Collected data entries
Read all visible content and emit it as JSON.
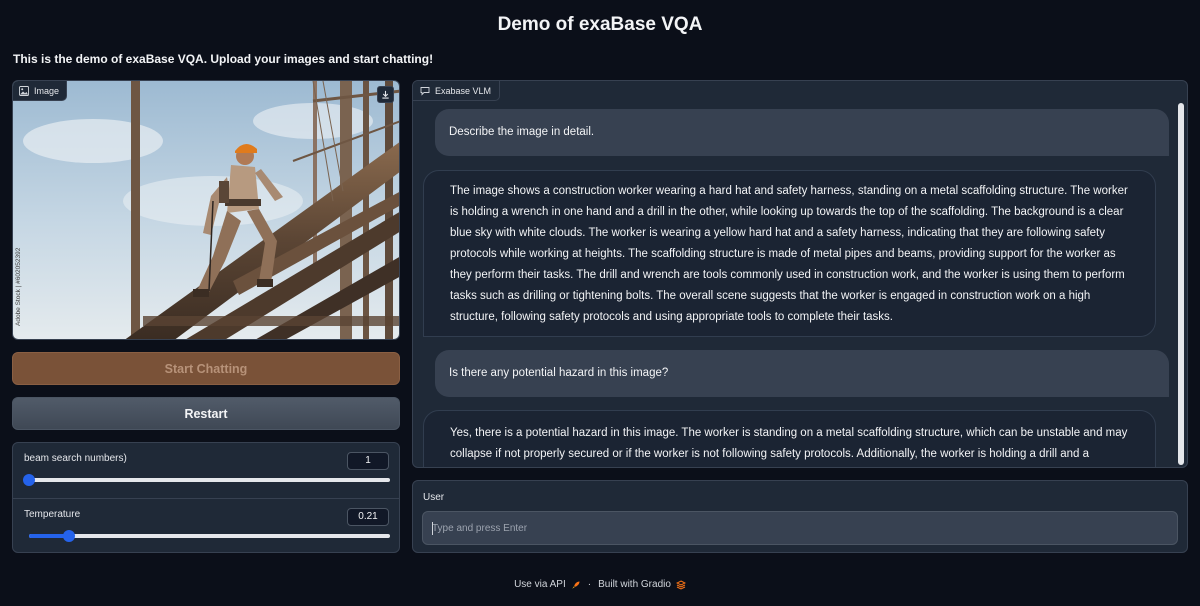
{
  "page": {
    "title": "Demo of exaBase VQA",
    "subtitle": "This is the demo of exaBase VQA. Upload your images and start chatting!"
  },
  "image_panel": {
    "label": "Image",
    "watermark": "Adobe Stock | #602052392"
  },
  "buttons": {
    "start_chatting": "Start Chatting",
    "restart": "Restart"
  },
  "settings": {
    "beam": {
      "label": "beam search numbers)",
      "value": "1",
      "fraction": 0.0
    },
    "temperature": {
      "label": "Temperature",
      "value": "0.21",
      "fraction": 0.11
    }
  },
  "chatbot": {
    "label": "Exabase VLM",
    "messages": [
      {
        "role": "user",
        "text": "Describe the image in detail."
      },
      {
        "role": "bot",
        "text": "The image shows a construction worker wearing a hard hat and safety harness, standing on a metal scaffolding structure. The worker is holding a wrench in one hand and a drill in the other, while looking up towards the top of the scaffolding. The background is a clear blue sky with white clouds. The worker is wearing a yellow hard hat and a safety harness, indicating that they are following safety protocols while working at heights. The scaffolding structure is made of metal pipes and beams, providing support for the worker as they perform their tasks. The drill and wrench are tools commonly used in construction work, and the worker is using them to perform tasks such as drilling or tightening bolts. The overall scene suggests that the worker is engaged in construction work on a high structure, following safety protocols and using appropriate tools to complete their tasks."
      },
      {
        "role": "user",
        "text": "Is there any potential hazard in this image?"
      },
      {
        "role": "bot",
        "text": "Yes, there is a potential hazard in this image. The worker is standing on a metal scaffolding structure, which can be unstable and may collapse if not properly secured or if the worker is not following safety protocols. Additionally, the worker is holding a drill and a"
      }
    ]
  },
  "user_input": {
    "label": "User",
    "placeholder": "Type and press Enter",
    "value": ""
  },
  "footer": {
    "api_link": "Use via API",
    "separator": "·",
    "gradio_link": "Built with Gradio"
  },
  "colors": {
    "background": "#0b0f19",
    "panel": "#1f2937",
    "accent_orange": "#7a5238",
    "slider_blue": "#2563eb"
  },
  "icons": [
    "image-icon",
    "download-icon",
    "chat-icon",
    "rocket-icon",
    "gradio-logo-icon"
  ]
}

> YOUR OBJECTIVE: Each record above is to be restated exactly, with its pictures removed from the copy.

> ANSWER BELOW:
Read all visible content and emit it as JSON.
{
  "page": {
    "title": "Demo of exaBase VQA",
    "subtitle": "This is the demo of exaBase VQA. Upload your images and start chatting!"
  },
  "image_panel": {
    "label": "Image",
    "watermark": "Adobe Stock | #602052392"
  },
  "buttons": {
    "start_chatting": "Start Chatting",
    "restart": "Restart"
  },
  "settings": {
    "beam": {
      "label": "beam search numbers)",
      "value": "1",
      "fraction": 0.0
    },
    "temperature": {
      "label": "Temperature",
      "value": "0.21",
      "fraction": 0.11
    }
  },
  "chatbot": {
    "label": "Exabase VLM",
    "messages": [
      {
        "role": "user",
        "text": "Describe the image in detail."
      },
      {
        "role": "bot",
        "text": "The image shows a construction worker wearing a hard hat and safety harness, standing on a metal scaffolding structure. The worker is holding a wrench in one hand and a drill in the other, while looking up towards the top of the scaffolding. The background is a clear blue sky with white clouds. The worker is wearing a yellow hard hat and a safety harness, indicating that they are following safety protocols while working at heights. The scaffolding structure is made of metal pipes and beams, providing support for the worker as they perform their tasks. The drill and wrench are tools commonly used in construction work, and the worker is using them to perform tasks such as drilling or tightening bolts. The overall scene suggests that the worker is engaged in construction work on a high structure, following safety protocols and using appropriate tools to complete their tasks."
      },
      {
        "role": "user",
        "text": "Is there any potential hazard in this image?"
      },
      {
        "role": "bot",
        "text": "Yes, there is a potential hazard in this image. The worker is standing on a metal scaffolding structure, which can be unstable and may collapse if not properly secured or if the worker is not following safety protocols. Additionally, the worker is holding a drill and a"
      }
    ]
  },
  "user_input": {
    "label": "User",
    "placeholder": "Type and press Enter",
    "value": ""
  },
  "footer": {
    "api_link": "Use via API",
    "separator": "·",
    "gradio_link": "Built with Gradio"
  },
  "colors": {
    "background": "#0b0f19",
    "panel": "#1f2937",
    "accent_orange": "#7a5238",
    "slider_blue": "#2563eb"
  },
  "icons": [
    "image-icon",
    "download-icon",
    "chat-icon",
    "rocket-icon",
    "gradio-logo-icon"
  ]
}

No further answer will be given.